--- INPUT DATA ---

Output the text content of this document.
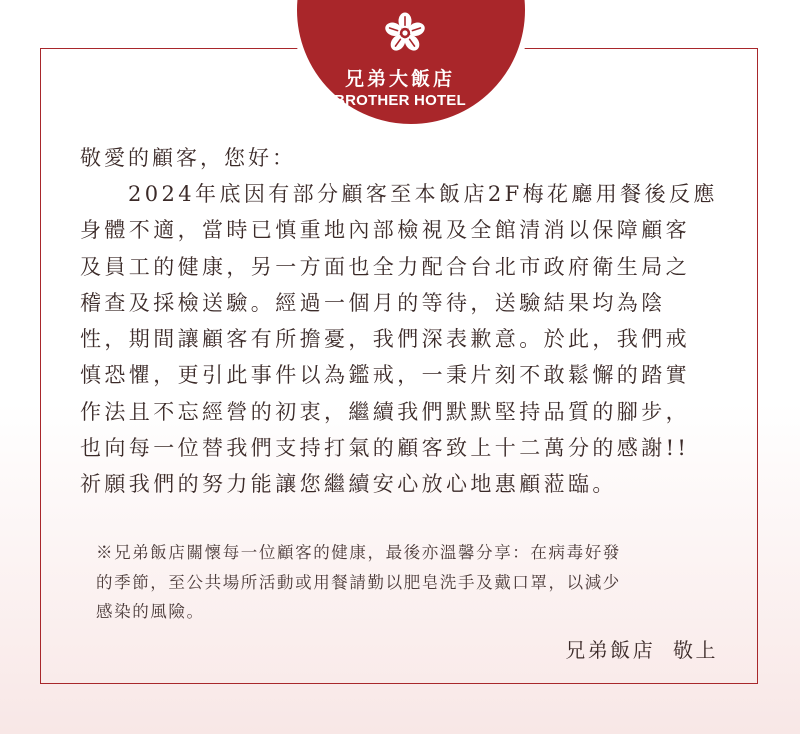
兄弟大飯店
BROTHER HOTEL

敬愛的顧客，您好：

2024年底因有部分顧客至本飯店2F梅花廳用餐後反應

身體不適，當時已慎重地內部檢視及全館清消以保障顧客

及員工的健康，另一方面也全力配合台北市政府衛生局之

稽查及採檢送驗。經過一個月的等待，送驗結果均為陰

性，期間讓顧客有所擔憂，我們深表歉意。於此，我們戒

慎恐懼，更引此事件以為鑑戒，一秉片刻不敢鬆懈的踏實

作法且不忘經營的初衷，繼續我們默默堅持品質的腳步，

也向每一位替我們支持打氣的顧客致上十二萬分的感謝!!

祈願我們的努力能讓您繼續安心放心地惠顧蒞臨。

※兄弟飯店關懷每一位顧客的健康，最後亦溫馨分享：在病毒好發

的季節，至公共場所活動或用餐請勤以肥皂洗手及戴口罩，以減少

感染的風險。

兄弟飯店  敬上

---

Omit the pictures and give the material again, exactly and in full.

EXERCISE RESULT
Output the text content of this document.
兄弟大飯店
BROTHER HOTEL

敬愛的顧客，您好：

2024年底因有部分顧客至本飯店2F梅花廳用餐後反應

身體不適，當時已慎重地內部檢視及全館清消以保障顧客

及員工的健康，另一方面也全力配合台北市政府衛生局之

稽查及採檢送驗。經過一個月的等待，送驗結果均為陰

性，期間讓顧客有所擔憂，我們深表歉意。於此，我們戒

慎恐懼，更引此事件以為鑑戒，一秉片刻不敢鬆懈的踏實

作法且不忘經營的初衷，繼續我們默默堅持品質的腳步，

也向每一位替我們支持打氣的顧客致上十二萬分的感謝!!

祈願我們的努力能讓您繼續安心放心地惠顧蒞臨。

※兄弟飯店關懷每一位顧客的健康，最後亦溫馨分享：在病毒好發

的季節，至公共場所活動或用餐請勤以肥皂洗手及戴口罩，以減少

感染的風險。

兄弟飯店  敬上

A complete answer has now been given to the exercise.